Look below and pull out each line with the word "oraz".
..........
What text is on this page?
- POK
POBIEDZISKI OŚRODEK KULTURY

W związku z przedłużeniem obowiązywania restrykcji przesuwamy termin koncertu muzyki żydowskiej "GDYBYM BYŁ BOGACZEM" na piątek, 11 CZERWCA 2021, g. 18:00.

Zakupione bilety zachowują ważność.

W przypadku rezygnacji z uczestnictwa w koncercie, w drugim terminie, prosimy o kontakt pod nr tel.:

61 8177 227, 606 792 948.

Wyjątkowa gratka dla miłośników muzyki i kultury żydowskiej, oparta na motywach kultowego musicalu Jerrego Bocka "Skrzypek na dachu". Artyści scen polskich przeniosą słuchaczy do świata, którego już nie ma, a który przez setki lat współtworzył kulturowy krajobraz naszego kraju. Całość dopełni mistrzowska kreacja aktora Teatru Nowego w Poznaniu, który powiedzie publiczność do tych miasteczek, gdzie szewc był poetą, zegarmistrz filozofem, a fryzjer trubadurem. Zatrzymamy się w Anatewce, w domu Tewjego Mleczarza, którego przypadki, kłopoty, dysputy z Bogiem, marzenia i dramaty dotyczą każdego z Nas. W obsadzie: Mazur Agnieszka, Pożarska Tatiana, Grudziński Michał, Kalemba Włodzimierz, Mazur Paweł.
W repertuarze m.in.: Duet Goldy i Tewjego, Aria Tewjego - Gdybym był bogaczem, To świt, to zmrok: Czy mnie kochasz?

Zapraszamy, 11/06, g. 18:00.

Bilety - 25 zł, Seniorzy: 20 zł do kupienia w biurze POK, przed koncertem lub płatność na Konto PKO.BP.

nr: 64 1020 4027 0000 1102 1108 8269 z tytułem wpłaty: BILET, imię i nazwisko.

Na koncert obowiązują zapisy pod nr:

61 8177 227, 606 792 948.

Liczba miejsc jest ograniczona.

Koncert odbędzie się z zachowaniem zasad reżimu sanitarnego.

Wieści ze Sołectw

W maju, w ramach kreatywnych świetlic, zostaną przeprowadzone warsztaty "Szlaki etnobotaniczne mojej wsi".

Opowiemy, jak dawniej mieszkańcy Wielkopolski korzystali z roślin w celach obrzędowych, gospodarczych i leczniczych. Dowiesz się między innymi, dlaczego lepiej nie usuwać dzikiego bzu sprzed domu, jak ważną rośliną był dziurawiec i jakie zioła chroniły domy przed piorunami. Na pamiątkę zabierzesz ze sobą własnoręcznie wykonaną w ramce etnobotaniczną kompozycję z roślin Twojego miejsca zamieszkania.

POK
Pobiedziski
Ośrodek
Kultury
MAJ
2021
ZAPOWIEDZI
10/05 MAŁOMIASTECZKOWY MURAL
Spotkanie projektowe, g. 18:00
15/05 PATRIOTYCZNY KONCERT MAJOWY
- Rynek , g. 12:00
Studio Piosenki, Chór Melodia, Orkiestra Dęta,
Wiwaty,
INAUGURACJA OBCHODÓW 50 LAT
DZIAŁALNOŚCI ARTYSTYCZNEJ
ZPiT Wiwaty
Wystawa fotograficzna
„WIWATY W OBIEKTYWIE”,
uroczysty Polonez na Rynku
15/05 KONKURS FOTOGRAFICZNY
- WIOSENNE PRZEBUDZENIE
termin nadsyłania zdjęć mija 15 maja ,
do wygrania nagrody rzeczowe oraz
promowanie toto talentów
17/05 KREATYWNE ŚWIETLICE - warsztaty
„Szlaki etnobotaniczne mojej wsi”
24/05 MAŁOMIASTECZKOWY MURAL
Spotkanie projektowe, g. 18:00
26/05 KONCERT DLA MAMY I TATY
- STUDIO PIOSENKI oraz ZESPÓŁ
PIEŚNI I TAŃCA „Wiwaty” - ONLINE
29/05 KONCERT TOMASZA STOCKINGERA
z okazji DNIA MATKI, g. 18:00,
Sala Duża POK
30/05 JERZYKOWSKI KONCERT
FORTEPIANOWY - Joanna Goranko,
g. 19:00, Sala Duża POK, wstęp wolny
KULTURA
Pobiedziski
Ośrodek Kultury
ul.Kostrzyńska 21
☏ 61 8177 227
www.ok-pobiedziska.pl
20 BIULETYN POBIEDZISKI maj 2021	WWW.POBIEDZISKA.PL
..........
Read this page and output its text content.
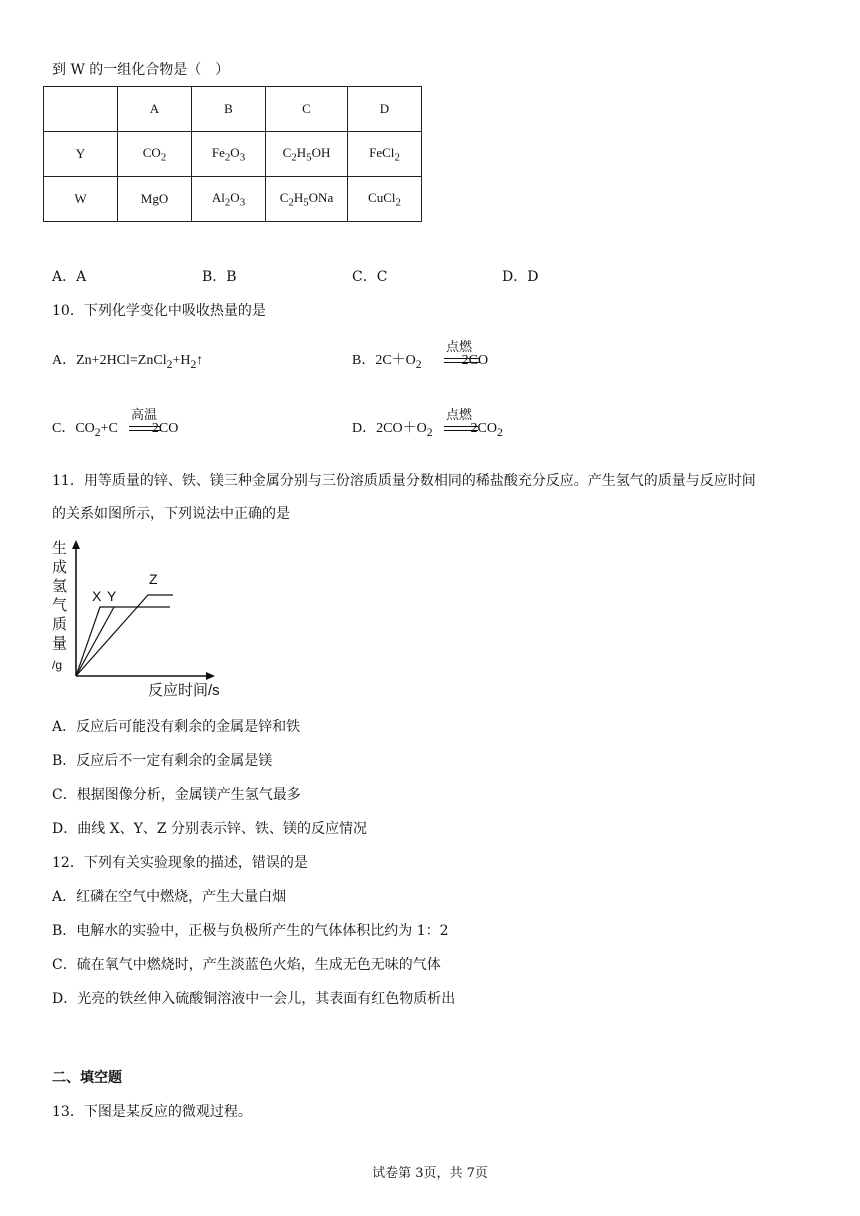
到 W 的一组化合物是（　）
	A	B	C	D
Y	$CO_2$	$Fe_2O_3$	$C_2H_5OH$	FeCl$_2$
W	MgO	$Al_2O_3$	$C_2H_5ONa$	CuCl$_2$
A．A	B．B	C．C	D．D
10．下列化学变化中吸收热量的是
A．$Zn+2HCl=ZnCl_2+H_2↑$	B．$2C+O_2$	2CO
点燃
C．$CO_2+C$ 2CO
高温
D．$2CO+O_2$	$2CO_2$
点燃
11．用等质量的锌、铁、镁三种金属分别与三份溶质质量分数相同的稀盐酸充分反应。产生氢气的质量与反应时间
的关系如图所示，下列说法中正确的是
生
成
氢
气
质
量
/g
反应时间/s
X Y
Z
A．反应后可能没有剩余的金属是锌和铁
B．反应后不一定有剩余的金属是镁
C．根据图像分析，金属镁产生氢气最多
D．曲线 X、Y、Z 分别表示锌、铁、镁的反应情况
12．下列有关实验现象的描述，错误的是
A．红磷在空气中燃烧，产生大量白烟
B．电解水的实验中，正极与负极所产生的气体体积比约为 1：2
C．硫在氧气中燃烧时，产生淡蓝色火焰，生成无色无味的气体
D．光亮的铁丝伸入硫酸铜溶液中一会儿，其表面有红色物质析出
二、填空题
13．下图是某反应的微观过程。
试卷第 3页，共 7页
..........
» Task output
do wygrania nagrody rzeczowe oraz
- STUDIO PIOSENKI oraz ZESPÓŁ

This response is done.